(Records about charts and figures)
━━━━━━━━━━━━━━━━━━━━

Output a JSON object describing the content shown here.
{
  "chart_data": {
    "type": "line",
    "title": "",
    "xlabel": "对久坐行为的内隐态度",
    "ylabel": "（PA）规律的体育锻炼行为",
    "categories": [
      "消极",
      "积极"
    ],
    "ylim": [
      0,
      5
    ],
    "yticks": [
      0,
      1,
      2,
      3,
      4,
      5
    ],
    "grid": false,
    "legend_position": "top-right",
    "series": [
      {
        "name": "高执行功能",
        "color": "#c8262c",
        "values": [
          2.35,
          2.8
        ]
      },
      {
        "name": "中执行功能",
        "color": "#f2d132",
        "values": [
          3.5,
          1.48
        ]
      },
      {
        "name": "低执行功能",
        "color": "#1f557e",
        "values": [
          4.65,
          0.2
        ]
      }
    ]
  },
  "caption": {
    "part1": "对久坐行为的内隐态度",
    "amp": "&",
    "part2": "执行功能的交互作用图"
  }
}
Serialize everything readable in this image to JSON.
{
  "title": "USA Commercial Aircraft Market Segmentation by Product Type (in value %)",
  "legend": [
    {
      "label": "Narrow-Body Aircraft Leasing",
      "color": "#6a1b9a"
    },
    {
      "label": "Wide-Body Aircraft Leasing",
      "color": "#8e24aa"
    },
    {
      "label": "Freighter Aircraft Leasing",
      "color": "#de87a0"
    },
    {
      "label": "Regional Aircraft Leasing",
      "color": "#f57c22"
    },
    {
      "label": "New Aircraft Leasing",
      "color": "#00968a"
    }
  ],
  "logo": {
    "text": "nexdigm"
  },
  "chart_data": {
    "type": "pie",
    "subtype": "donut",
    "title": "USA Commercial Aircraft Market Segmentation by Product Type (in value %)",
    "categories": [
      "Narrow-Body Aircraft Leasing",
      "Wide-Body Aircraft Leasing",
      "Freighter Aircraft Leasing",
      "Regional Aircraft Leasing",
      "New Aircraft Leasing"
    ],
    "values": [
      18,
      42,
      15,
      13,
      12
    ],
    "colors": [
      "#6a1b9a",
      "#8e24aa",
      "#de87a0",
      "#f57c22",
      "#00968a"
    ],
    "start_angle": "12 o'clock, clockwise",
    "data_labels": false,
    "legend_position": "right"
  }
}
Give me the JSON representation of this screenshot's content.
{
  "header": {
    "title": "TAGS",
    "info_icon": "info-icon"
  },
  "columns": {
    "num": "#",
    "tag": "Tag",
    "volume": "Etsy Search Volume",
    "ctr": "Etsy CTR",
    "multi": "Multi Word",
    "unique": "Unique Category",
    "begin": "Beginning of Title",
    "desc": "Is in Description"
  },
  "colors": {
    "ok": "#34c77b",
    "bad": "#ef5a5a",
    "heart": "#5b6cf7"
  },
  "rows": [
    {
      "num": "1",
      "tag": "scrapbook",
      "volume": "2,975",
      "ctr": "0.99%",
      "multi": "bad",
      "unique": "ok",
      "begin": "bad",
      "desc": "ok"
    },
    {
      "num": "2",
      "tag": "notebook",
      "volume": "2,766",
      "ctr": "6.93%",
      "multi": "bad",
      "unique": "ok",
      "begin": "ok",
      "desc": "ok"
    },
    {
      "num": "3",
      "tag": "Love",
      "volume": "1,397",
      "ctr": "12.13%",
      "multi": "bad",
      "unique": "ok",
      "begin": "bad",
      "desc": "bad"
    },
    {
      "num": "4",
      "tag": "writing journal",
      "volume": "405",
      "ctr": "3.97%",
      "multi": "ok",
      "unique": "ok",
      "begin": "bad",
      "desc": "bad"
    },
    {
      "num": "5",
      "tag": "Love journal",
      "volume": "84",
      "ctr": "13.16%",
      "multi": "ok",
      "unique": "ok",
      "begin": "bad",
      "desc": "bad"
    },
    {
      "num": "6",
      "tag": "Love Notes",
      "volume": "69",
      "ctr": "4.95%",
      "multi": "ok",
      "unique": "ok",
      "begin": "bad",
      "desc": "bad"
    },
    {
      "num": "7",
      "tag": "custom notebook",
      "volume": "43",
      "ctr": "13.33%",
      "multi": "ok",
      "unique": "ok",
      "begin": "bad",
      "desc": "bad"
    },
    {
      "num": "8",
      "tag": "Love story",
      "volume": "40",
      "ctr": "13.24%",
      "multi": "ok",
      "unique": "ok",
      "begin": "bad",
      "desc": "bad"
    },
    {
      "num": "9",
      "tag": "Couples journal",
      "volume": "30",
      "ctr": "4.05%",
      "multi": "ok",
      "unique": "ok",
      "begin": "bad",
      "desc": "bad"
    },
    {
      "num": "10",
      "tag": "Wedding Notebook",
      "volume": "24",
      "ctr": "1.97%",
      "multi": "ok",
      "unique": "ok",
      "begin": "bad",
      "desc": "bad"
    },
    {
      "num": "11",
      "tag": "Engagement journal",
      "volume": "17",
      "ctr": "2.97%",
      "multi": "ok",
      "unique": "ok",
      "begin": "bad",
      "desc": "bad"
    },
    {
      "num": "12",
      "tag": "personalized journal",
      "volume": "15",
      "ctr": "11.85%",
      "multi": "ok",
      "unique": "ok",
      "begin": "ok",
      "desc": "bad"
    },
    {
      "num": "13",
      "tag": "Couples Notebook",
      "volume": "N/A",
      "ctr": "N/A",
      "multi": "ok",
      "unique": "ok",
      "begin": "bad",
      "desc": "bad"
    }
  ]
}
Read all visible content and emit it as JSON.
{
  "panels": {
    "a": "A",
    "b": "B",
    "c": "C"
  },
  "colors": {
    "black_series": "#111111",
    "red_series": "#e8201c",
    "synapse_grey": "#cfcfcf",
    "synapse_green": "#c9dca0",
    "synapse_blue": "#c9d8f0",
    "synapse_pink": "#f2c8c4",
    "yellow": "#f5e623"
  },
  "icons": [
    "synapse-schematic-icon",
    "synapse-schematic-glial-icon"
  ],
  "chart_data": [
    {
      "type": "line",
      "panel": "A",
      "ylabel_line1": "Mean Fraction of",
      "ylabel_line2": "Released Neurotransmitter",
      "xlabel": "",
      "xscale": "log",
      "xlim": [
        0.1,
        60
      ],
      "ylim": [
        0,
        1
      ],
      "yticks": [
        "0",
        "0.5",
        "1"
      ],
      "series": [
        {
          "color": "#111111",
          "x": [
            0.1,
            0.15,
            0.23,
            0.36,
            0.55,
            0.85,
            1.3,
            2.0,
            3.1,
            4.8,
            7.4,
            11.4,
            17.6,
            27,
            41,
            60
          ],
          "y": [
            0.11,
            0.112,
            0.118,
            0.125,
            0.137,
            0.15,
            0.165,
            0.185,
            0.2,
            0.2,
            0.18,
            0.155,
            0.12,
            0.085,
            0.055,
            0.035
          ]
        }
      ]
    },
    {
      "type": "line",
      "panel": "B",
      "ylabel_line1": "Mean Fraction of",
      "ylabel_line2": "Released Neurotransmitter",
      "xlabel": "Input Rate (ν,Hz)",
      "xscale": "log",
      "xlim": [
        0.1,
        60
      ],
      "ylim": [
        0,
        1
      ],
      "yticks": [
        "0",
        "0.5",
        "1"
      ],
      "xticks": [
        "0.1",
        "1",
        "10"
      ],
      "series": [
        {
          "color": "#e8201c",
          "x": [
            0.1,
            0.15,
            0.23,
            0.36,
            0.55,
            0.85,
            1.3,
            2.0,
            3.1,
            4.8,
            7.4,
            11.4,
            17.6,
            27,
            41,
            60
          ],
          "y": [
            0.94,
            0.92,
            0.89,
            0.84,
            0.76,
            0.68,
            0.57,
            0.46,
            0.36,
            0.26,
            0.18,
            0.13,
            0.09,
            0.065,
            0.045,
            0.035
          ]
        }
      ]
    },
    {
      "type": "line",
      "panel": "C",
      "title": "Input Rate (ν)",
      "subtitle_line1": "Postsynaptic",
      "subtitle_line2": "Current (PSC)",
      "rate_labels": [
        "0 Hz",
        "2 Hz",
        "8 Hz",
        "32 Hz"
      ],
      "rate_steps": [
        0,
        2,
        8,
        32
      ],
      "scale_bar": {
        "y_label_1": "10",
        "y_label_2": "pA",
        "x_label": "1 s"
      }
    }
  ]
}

━━━━━━━━━━━━━━━━━━━━

#### [What needs to be done]
Each line holding the word "Body" counts once; report the total and nothing else.

#### [Expected answer]
4